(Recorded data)
++++

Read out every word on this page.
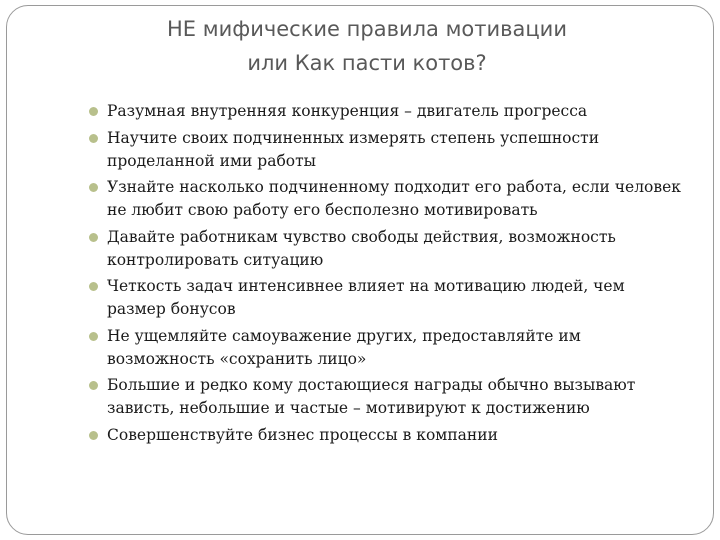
НЕ мифические правила мотивации
или Как пасти котов?
Разумная внутренняя конкуренция – двигатель прогресса
Научите своих подчиненных измерять степень успешности проделанной ими работы
Узнайте насколько подчиненному подходит его работа, если человек не любит свою работу его бесполезно мотивировать
Давайте работникам чувство свободы действия, возможность контролировать ситуацию
Четкость задач интенсивнее влияет на мотивацию людей, чем размер бонусов
Не ущемляйте самоуважение других, предоставляйте им возможность «сохранить лицо»
Большие и редко кому достающиеся награды обычно вызывают зависть, небольшие и частые – мотивируют к достижению
Совершенствуйте бизнес процессы в компании
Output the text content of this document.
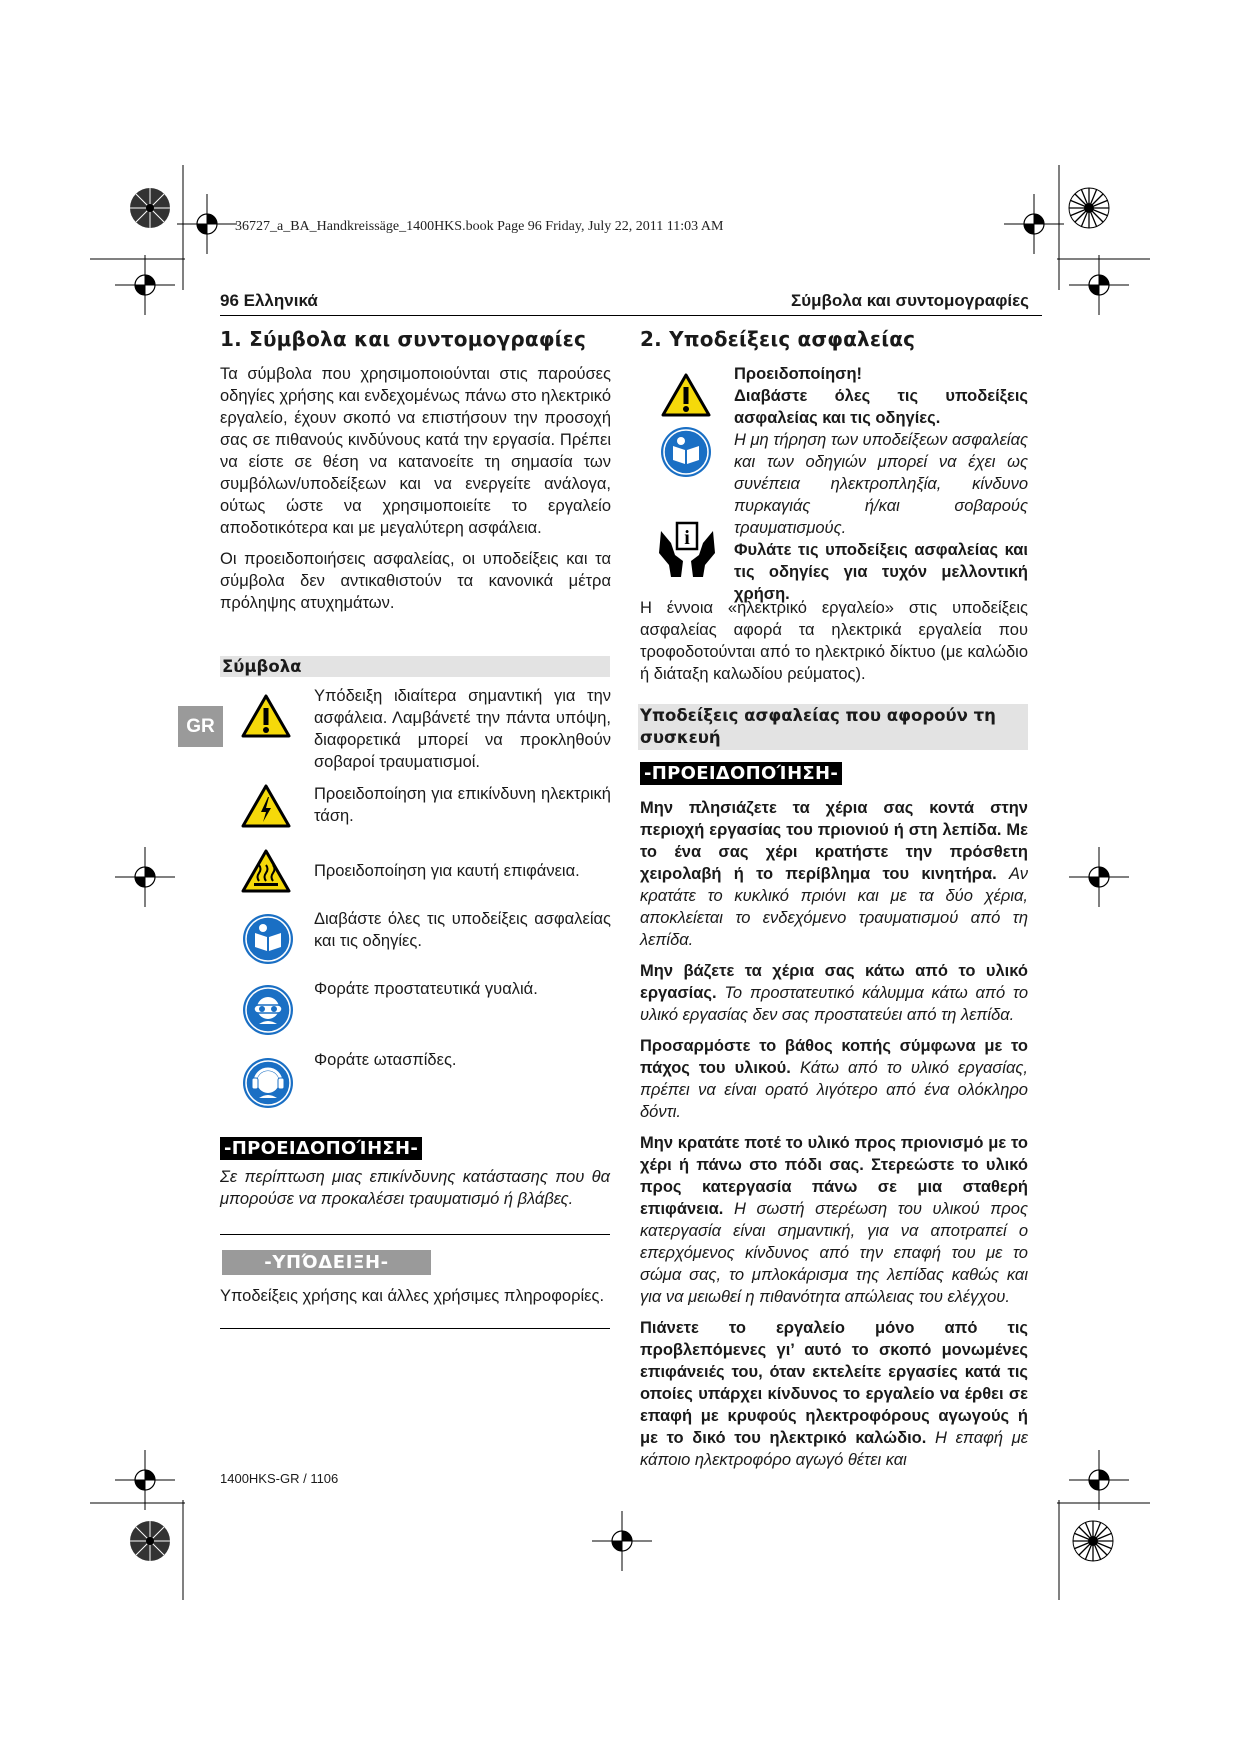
36727_a_BA_Handkreissäge_1400HKS.book Page 96 Friday, July 22, 2011 11:03 AM
96 Ελληνικά	Σύμβολα και συντομογραφίες
GR
1. Σύμβολα και συντομογραφίες

Τα σύμβολα που χρησιμοποιούνται στις παρούσες οδηγίες χρήσης και ενδεχομένως πάνω στο ηλεκτρικό εργαλείο, έχουν σκοπό να επιστήσουν την προσοχή σας σε πιθανούς κινδύνους κατά την εργασία. Πρέπει να είστε σε θέση να κατανοείτε τη σημασία των συμβόλων/υποδείξεων και να ενεργείτε ανάλογα, ούτως ώστε να χρησιμοποιείτε το εργαλείο αποδοτικότερα και με μεγαλύτερη ασφάλεια.

Οι προειδοποιήσεις ασφαλείας, οι υποδείξεις και τα σύμβολα δεν αντικαθιστούν τα κανονικά μέτρα πρόληψης ατυχημάτων.

Σύμβολα
Υπόδειξη ιδιαίτερα σημαντική για την ασφάλεια. Λαμβάνετέ την πάντα υπόψη, διαφορετικά μπορεί να προκληθούν σοβαροί τραυματισμοί.
Προειδοποίηση για επικίνδυνη ηλεκτρική τάση.
Προειδοποίηση για καυτή επιφάνεια.
Διαβάστε όλες τις υποδείξεις ασφαλείας και τις οδηγίες.
Φοράτε προστατευτικά γυαλιά.
Φοράτε ωτασπίδες.
-ΠΡΟΕΙΔΟΠΟΊΗΣΗ-
Σε περίπτωση μιας επικίνδυνης κατάστασης που θα μπορούσε να προκαλέσει τραυματισμό ή βλάβες.
-ΥΠΌΔΕΙΞΗ-
Υποδείξεις χρήσης και άλλες χρήσιμες πληροφορίες.
2. Υποδείξεις ασφαλείας
i
Προειδοποίηση!
Διαβάστε όλες τις υποδείξεις ασφαλείας και τις οδηγίες.
Η μη τήρηση των υποδείξεων ασφαλείας και των οδηγιών μπορεί να έχει ως συνέπεια ηλεκτροπληξία, κίνδυνο πυρκαγιάς ή/και σοβαρούς τραυματισμούς.
Φυλάτε τις υποδείξεις ασφαλείας και τις οδηγίες για τυχόν μελλοντική χρήση.
Η έννοια «ηλεκτρικό εργαλείο» στις υποδείξεις ασφαλείας αφορά τα ηλεκτρικά εργαλεία που τροφοδοτούνται από το ηλεκτρικό δίκτυο (με καλώδιο ή διάταξη καλωδίου ρεύματος).
Υποδείξεις ασφαλείας που αφορούν τη συσκευή
-ΠΡΟΕΙΔΟΠΟΊΗΣΗ-

Μην πλησιάζετε τα χέρια σας κοντά στην περιοχή εργασίας του πριονιού ή στη λεπίδα. Με το ένα σας χέρι κρατήστε την πρόσθετη χειρολαβή ή το περίβλημα του κινητήρα. Αν κρατάτε το κυκλικό πριόνι και με τα δύο χέρια, αποκλείεται το ενδεχόμενο τραυματισμού από τη λεπίδα.

Μην βάζετε τα χέρια σας κάτω από το υλικό εργασίας. Το προστατευτικό κάλυμμα κάτω από το υλικό εργασίας δεν σας προστατεύει από τη λεπίδα.

Προσαρμόστε το βάθος κοπής σύμφωνα με το πάχος του υλικού. Κάτω από το υλικό εργασίας, πρέπει να είναι ορατό λιγότερο από ένα ολόκληρο δόντι.

Μην κρατάτε ποτέ το υλικό προς πριονισμό με το χέρι ή πάνω στο πόδι σας. Στερεώστε το υλικό προς κατεργασία πάνω σε μια σταθερή επιφάνεια. Η σωστή στερέωση του υλικού προς κατεργασία είναι σημαντική, για να αποτραπεί ο επερχόμενος κίνδυνος από την επαφή του με το σώμα σας, το μπλοκάρισμα της λεπίδας καθώς και για να μειωθεί η πιθανότητα απώλειας του ελέγχου.

Πιάνετε το εργαλείο μόνο από τις προβλεπόμενες γι’ αυτό το σκοπό μονωμένες επιφάνειές του, όταν εκτελείτε εργασίες κατά τις οποίες υπάρχει κίνδυνος το εργαλείο να έρθει σε επαφή με κρυφούς ηλεκτροφόρους αγωγούς ή με το δικό του ηλεκτρικό καλώδιο. Η επαφή με κάποιο ηλεκτροφόρο αγωγό θέτει και

1400HKS-GR / 1106
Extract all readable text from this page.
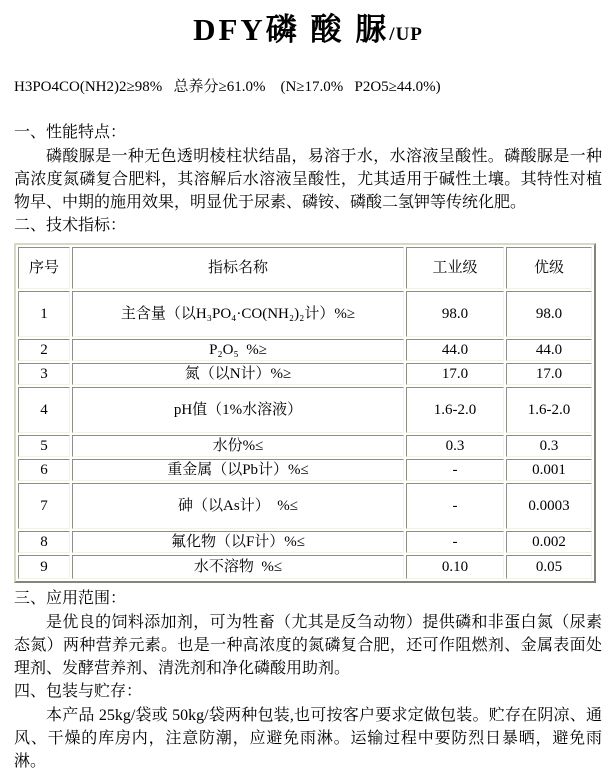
DFY磷 酸 脲/UP

H3PO4CO(NH2)2≥98%   总养分≥61.0%    (N≥17.0%   P2O5≥44.0%)

一、性能特点：

磷酸脲是一种无色透明棱柱状结晶，易溶于水，水溶液呈酸性。磷酸脲是一种高浓度氮磷复合肥料，其溶解后水溶液呈酸性，尤其适用于碱性土壤。其特性对植物早、中期的施用效果，明显优于尿素、磷铵、磷酸二氢钾等传统化肥。

二、技术指标：

序号	指标名称	工业级	优级
1	主含量（以H₃PO₄·CO(NH₂)₂计）%≥	98.0	98.0
2	P₂O₅  %≥	44.0	44.0
3	氮（以N计）%≥	17.0	17.0
4	pH值（1%水溶液）	1.6-2.0	1.6-2.0
5	水份%≤	0.3	0.3
6	重金属（以Pb计）%≤	-	0.001
7	砷（以As计）  %≤	-	0.0003
8	氟化物（以F计）%≤	-	0.002
9	水不溶物  %≤	0.10	0.05

三、应用范围：

是优良的饲料添加剂，可为牲畜（尤其是反刍动物）提供磷和非蛋白氮（尿素态氮）两种营养元素。也是一种高浓度的氮磷复合肥，还可作阻燃剂、金属表面处理剂、发酵营养剂、清洗剂和净化磷酸用助剂。

四、包装与贮存：

本产品 25kg/袋或 50kg/袋两种包装,也可按客户要求定做包装。贮存在阴凉、通风、干燥的库房内，注意防潮，应避免雨淋。运输过程中要防烈日暴晒，避免雨淋。
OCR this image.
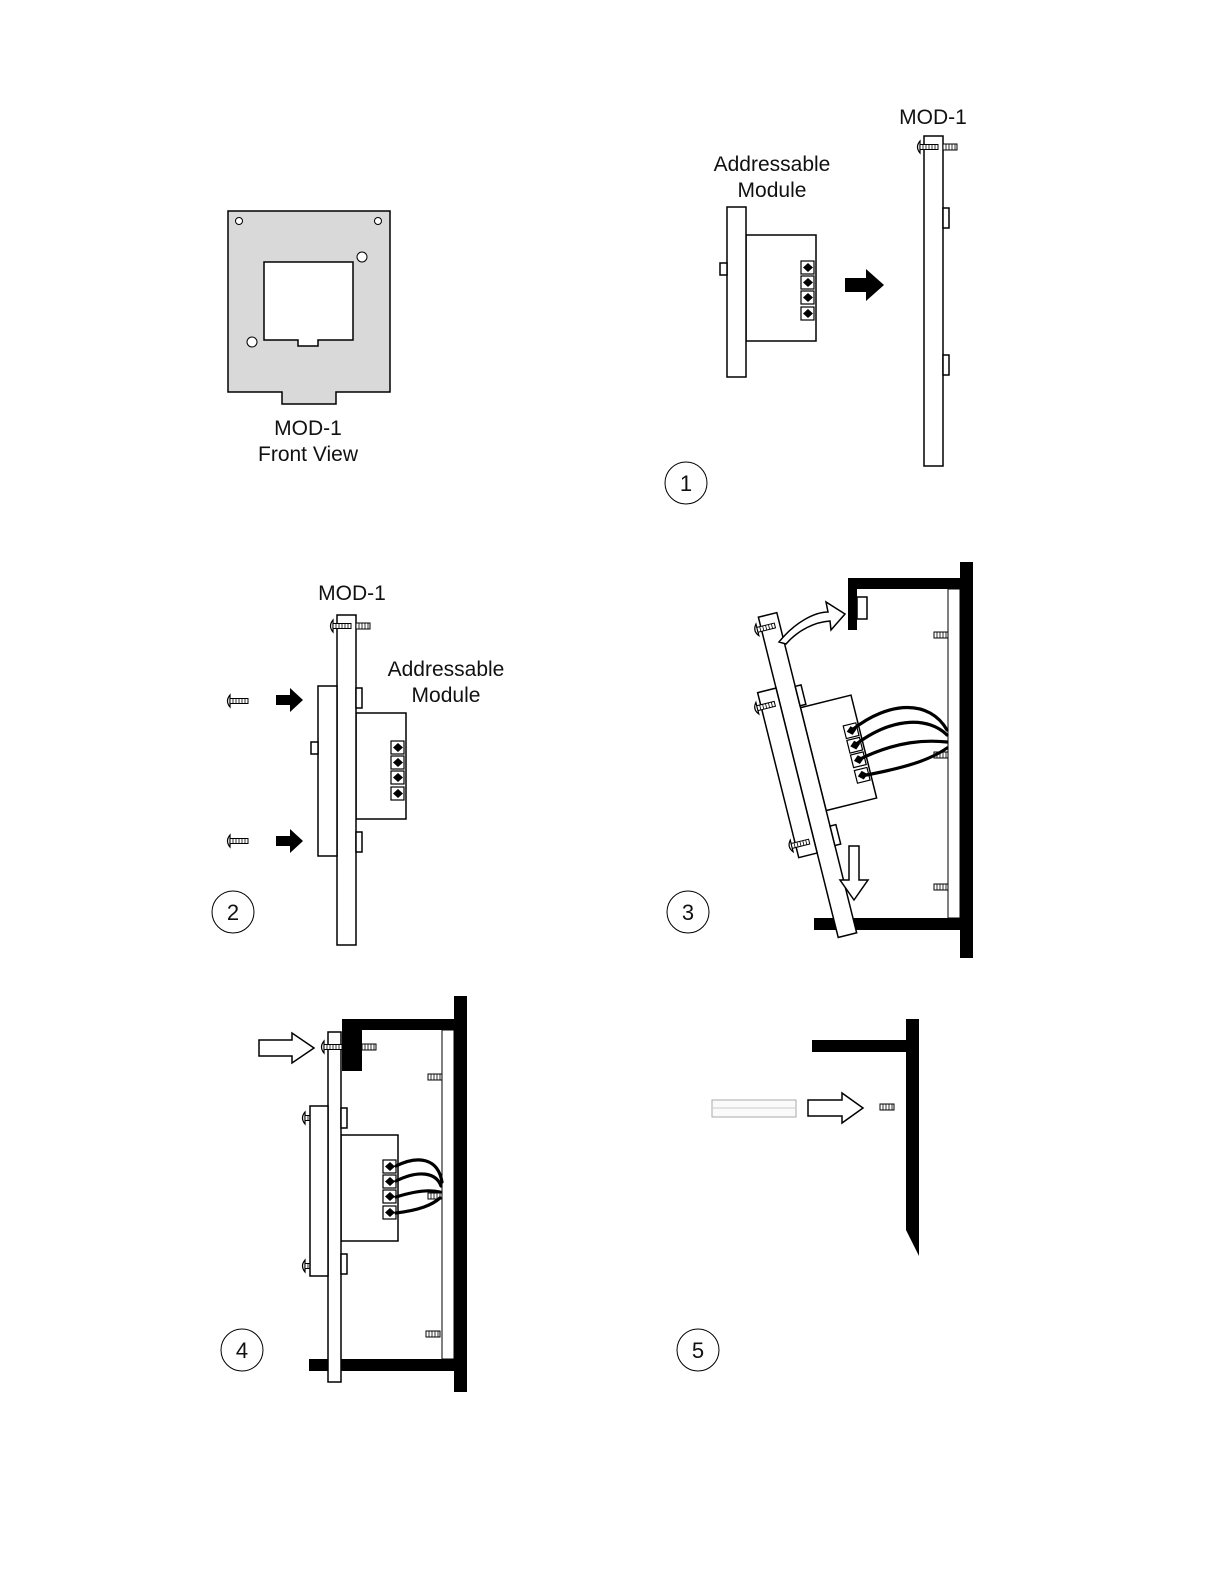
MOD-1
Front View
Addressable
Module
MOD-1
1
MOD-1
Addressable
Module
2	3
4	5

++++

## The exercise
Quote all of the entries word for word, omitting any pictures.

## Exercise output
Read out every word on this page.
НЕ мифические правила мотивации
или Как пасти котов?
Разумная внутренняя конкуренция – двигатель прогресса
Научите своих подчиненных измерять степень успешности проделанной ими работы
Узнайте насколько подчиненному подходит его работа, если человек не любит свою работу его бесполезно мотивировать
Давайте работникам чувство свободы действия, возможность контролировать ситуацию
Четкость задач интенсивнее влияет на мотивацию людей, чем размер бонусов
Не ущемляйте самоуважение других, предоставляйте им возможность «сохранить лицо»
Большие и редко кому достающиеся награды обычно вызывают зависть, небольшие и частые – мотивируют к достижению
Совершенствуйте бизнес процессы в компании
Output the text content of this document.
36727_a_BA_Handkreissäge_1400HKS.book Page 96 Friday, July 22, 2011 11:03 AM
96 Ελληνικά	Σύμβολα και συντομογραφίες
GR
1. Σύμβολα και συντομογραφίες

Τα σύμβολα που χρησιμοποιούνται στις παρούσες οδηγίες χρήσης και ενδεχομένως πάνω στο ηλεκτρικό εργαλείο, έχουν σκοπό να επιστήσουν την προσοχή σας σε πιθανούς κινδύνους κατά την εργασία. Πρέπει να είστε σε θέση να κατανοείτε τη σημασία των συμβόλων/υποδείξεων και να ενεργείτε ανάλογα, ούτως ώστε να χρησιμοποιείτε το εργαλείο αποδοτικότερα και με μεγαλύτερη ασφάλεια.

Οι προειδοποιήσεις ασφαλείας, οι υποδείξεις και τα σύμβολα δεν αντικαθιστούν τα κανονικά μέτρα πρόληψης ατυχημάτων.

Σύμβολα
Υπόδειξη ιδιαίτερα σημαντική για την ασφάλεια. Λαμβάνετέ την πάντα υπόψη, διαφορετικά μπορεί να προκληθούν σοβαροί τραυματισμοί.
Προειδοποίηση για επικίνδυνη ηλεκτρική τάση.
Προειδοποίηση για καυτή επιφάνεια.
Διαβάστε όλες τις υποδείξεις ασφαλείας και τις οδηγίες.
Φοράτε προστατευτικά γυαλιά.
Φοράτε ωτασπίδες.
-ΠΡΟΕΙΔΟΠΟΊΗΣΗ-
Σε περίπτωση μιας επικίνδυνης κατάστασης που θα μπορούσε να προκαλέσει τραυματισμό ή βλάβες.
-ΥΠΌΔΕΙΞΗ-
Υποδείξεις χρήσης και άλλες χρήσιμες πληροφορίες.
2. Υποδείξεις ασφαλείας
i
Προειδοποίηση!
Διαβάστε όλες τις υποδείξεις ασφαλείας και τις οδηγίες.
Η μη τήρηση των υποδείξεων ασφαλείας και των οδηγιών μπορεί να έχει ως συνέπεια ηλεκτροπληξία, κίνδυνο πυρκαγιάς ή/και σοβαρούς τραυματισμούς.
Φυλάτε τις υποδείξεις ασφαλείας και τις οδηγίες για τυχόν μελλοντική χρήση.
Η έννοια «ηλεκτρικό εργαλείο» στις υποδείξεις ασφαλείας αφορά τα ηλεκτρικά εργαλεία που τροφοδοτούνται από το ηλεκτρικό δίκτυο (με καλώδιο ή διάταξη καλωδίου ρεύματος).
Υποδείξεις ασφαλείας που αφορούν τη συσκευή
-ΠΡΟΕΙΔΟΠΟΊΗΣΗ-

Μην πλησιάζετε τα χέρια σας κοντά στην περιοχή εργασίας του πριονιού ή στη λεπίδα. Με το ένα σας χέρι κρατήστε την πρόσθετη χειρολαβή ή το περίβλημα του κινητήρα. Αν κρατάτε το κυκλικό πριόνι και με τα δύο χέρια, αποκλείεται το ενδεχόμενο τραυματισμού από τη λεπίδα.

Μην βάζετε τα χέρια σας κάτω από το υλικό εργασίας. Το προστατευτικό κάλυμμα κάτω από το υλικό εργασίας δεν σας προστατεύει από τη λεπίδα.

Προσαρμόστε το βάθος κοπής σύμφωνα με το πάχος του υλικού. Κάτω από το υλικό εργασίας, πρέπει να είναι ορατό λιγότερο από ένα ολόκληρο δόντι.

Μην κρατάτε ποτέ το υλικό προς πριονισμό με το χέρι ή πάνω στο πόδι σας. Στερεώστε το υλικό προς κατεργασία πάνω σε μια σταθερή επιφάνεια. Η σωστή στερέωση του υλικού προς κατεργασία είναι σημαντική, για να αποτραπεί ο επερχόμενος κίνδυνος από την επαφή του με το σώμα σας, το μπλοκάρισμα της λεπίδας καθώς και για να μειωθεί η πιθανότητα απώλειας του ελέγχου.

Πιάνετε το εργαλείο μόνο από τις προβλεπόμενες γι’ αυτό το σκοπό μονωμένες επιφάνειές του, όταν εκτελείτε εργασίες κατά τις οποίες υπάρχει κίνδυνος το εργαλείο να έρθει σε επαφή με κρυφούς ηλεκτροφόρους αγωγούς ή με το δικό του ηλεκτρικό καλώδιο. Η επαφή με κάποιο ηλεκτροφόρο αγωγό θέτει και

1400HKS-GR / 1106
Extract all readable text from this page.
DFY磷 酸 脲/UP

H3PO4CO(NH2)2≥98%   总养分≥61.0%    (N≥17.0%   P2O5≥44.0%)

一、性能特点：

磷酸脲是一种无色透明棱柱状结晶，易溶于水，水溶液呈酸性。磷酸脲是一种高浓度氮磷复合肥料，其溶解后水溶液呈酸性，尤其适用于碱性土壤。其特性对植物早、中期的施用效果，明显优于尿素、磷铵、磷酸二氢钾等传统化肥。

二、技术指标：

序号	指标名称	工业级	优级
1	主含量（以H₃PO₄·CO(NH₂)₂计）%≥	98.0	98.0
2	P₂O₅  %≥	44.0	44.0
3	氮（以N计）%≥	17.0	17.0
4	pH值（1%水溶液）	1.6-2.0	1.6-2.0
5	水份%≤	0.3	0.3
6	重金属（以Pb计）%≤	-	0.001
7	砷（以As计）  %≤	-	0.0003
8	氟化物（以F计）%≤	-	0.002
9	水不溶物  %≤	0.10	0.05

三、应用范围：

是优良的饲料添加剂，可为牲畜（尤其是反刍动物）提供磷和非蛋白氮（尿素态氮）两种营养元素。也是一种高浓度的氮磷复合肥，还可作阻燃剂、金属表面处理剂、发酵营养剂、清洗剂和净化磷酸用助剂。

四、包装与贮存：

本产品 25kg/袋或 50kg/袋两种包装,也可按客户要求定做包装。贮存在阴凉、通风、干燥的库房内，注意防潮，应避免雨淋。运输过程中要防烈日暴晒，避免雨淋。
OCR this image.
MOD-1
Front View
Addressable
Module
MOD-1
1
MOD-1
Addressable
Module
2	3
4	5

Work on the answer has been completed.